[START Supplied material]

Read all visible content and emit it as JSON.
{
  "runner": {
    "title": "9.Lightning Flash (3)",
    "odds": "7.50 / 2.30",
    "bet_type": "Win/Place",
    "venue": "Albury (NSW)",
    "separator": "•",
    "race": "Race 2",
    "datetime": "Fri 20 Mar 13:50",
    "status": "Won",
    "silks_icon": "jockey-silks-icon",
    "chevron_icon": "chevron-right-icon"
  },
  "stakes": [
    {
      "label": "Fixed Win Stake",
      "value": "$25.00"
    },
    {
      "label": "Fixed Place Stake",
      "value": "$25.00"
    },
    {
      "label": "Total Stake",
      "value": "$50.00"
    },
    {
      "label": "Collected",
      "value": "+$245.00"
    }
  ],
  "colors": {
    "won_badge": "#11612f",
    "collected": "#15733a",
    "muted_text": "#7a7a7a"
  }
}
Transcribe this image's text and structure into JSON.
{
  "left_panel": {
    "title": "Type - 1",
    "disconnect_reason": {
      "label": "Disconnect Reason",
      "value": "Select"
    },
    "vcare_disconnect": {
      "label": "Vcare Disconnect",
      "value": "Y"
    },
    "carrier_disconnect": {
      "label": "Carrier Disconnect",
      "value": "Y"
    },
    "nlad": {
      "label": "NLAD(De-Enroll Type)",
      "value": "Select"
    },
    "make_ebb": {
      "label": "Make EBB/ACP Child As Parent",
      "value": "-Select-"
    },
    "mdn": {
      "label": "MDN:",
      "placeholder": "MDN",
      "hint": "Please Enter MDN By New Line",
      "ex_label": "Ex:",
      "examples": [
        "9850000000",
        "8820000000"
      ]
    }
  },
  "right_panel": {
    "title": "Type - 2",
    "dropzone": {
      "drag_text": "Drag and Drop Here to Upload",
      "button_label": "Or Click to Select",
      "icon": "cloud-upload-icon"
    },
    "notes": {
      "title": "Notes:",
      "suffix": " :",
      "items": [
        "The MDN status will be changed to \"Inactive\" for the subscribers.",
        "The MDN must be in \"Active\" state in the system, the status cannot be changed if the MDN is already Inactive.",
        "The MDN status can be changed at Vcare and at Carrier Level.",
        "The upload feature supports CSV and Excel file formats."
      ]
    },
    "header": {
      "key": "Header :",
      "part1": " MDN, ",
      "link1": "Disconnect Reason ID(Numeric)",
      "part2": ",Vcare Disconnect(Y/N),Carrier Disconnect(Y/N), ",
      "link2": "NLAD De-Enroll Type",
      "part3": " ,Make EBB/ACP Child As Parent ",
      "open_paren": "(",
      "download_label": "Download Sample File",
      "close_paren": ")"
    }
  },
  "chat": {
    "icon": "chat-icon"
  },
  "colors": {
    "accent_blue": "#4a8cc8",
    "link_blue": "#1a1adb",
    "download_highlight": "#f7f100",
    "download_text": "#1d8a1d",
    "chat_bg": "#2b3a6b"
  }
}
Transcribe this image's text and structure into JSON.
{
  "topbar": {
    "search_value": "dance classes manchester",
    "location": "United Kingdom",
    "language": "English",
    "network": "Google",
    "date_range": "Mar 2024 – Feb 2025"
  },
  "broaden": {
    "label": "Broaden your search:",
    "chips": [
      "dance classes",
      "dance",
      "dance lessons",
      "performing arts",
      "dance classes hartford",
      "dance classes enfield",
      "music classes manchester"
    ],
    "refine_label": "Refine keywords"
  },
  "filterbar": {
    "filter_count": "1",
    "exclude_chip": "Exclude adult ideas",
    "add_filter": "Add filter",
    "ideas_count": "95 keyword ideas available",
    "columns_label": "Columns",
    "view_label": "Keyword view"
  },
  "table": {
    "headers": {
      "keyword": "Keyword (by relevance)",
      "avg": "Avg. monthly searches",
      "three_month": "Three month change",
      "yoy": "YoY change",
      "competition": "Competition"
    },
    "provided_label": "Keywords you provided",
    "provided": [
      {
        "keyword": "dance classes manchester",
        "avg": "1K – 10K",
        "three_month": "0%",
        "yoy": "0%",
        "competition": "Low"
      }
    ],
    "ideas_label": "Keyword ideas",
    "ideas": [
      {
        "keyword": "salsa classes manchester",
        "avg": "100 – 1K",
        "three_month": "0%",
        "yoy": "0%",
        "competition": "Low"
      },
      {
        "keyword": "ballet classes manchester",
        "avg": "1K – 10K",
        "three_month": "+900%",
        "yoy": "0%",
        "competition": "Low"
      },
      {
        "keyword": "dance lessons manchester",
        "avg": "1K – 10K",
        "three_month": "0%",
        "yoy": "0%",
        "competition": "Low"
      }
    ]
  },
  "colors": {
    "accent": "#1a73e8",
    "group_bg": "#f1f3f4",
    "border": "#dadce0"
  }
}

[END Supplied material]

— Problem statement —
Select all lines with the word "Fixed" from the entries above.

— Exercise answer —
      "label": "Fixed Win Stake",
      "label": "Fixed Place Stake",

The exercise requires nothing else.